Exercise goal: From the listing below, count the lines where the string "this" occurs. Give the number, with no other words.

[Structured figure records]
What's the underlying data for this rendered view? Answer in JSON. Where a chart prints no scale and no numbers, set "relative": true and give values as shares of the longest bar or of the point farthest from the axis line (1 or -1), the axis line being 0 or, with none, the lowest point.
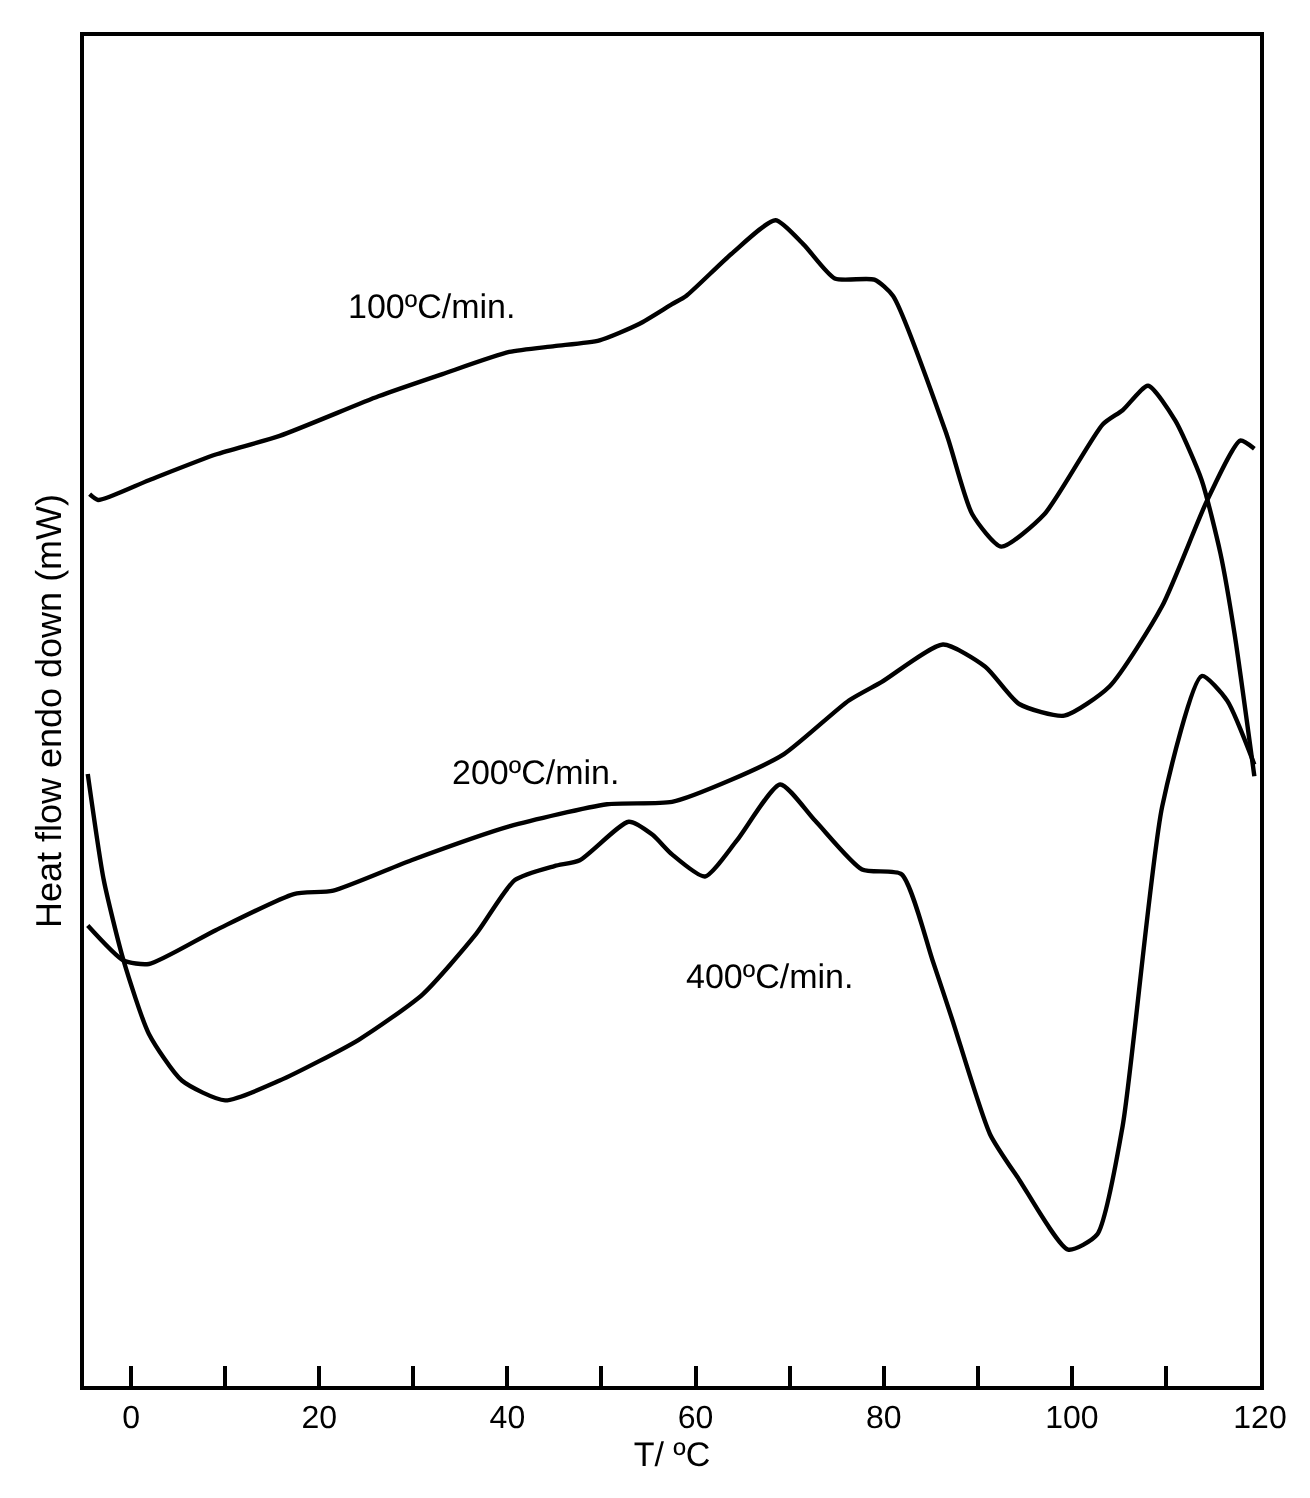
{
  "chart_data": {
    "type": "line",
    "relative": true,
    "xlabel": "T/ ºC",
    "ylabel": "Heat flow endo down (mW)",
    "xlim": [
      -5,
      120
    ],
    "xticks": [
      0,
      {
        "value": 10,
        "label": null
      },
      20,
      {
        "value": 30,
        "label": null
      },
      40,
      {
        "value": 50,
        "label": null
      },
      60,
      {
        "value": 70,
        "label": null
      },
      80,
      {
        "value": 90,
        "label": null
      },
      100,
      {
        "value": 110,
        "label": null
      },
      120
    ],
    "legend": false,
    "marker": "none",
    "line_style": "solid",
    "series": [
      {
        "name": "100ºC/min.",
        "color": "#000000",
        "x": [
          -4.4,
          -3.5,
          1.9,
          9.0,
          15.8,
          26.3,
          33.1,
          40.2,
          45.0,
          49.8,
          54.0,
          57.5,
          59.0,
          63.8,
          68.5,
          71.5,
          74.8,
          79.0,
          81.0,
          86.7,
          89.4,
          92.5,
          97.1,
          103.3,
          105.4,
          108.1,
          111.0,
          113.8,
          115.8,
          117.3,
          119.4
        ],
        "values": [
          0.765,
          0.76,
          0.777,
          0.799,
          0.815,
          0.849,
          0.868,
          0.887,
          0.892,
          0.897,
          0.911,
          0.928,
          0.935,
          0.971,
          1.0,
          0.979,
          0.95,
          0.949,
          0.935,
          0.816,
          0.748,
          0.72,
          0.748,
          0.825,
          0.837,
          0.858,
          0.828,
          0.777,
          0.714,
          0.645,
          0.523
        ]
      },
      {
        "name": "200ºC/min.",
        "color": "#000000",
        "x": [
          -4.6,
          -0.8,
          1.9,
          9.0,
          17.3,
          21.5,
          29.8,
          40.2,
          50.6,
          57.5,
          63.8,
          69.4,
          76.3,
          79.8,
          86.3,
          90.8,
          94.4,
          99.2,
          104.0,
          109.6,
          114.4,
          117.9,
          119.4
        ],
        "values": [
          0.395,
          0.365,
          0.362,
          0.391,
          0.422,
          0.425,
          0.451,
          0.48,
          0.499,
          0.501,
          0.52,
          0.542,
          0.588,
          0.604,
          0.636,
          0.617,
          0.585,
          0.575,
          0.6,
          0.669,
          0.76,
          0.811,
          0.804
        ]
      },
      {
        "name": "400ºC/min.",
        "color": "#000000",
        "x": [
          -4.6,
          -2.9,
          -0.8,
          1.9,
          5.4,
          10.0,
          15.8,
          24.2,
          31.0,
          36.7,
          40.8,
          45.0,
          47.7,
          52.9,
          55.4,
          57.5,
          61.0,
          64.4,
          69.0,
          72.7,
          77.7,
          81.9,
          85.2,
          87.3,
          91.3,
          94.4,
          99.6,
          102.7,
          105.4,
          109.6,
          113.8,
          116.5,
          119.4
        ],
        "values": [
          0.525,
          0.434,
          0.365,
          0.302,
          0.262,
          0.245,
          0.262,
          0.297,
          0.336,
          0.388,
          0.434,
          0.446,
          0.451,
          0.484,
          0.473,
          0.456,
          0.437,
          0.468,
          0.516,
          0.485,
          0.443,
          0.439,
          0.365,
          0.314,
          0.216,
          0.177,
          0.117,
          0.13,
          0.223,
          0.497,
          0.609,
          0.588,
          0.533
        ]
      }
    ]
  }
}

---

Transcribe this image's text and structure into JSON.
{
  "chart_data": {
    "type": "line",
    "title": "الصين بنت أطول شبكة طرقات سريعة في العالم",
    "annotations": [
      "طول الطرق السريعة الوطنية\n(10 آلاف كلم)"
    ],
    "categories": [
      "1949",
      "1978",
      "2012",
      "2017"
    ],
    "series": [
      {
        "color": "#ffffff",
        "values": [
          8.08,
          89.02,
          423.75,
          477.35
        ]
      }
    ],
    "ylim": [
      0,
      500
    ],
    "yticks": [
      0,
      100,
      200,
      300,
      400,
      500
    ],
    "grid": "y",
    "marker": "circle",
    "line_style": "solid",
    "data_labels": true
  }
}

Expected answer: 2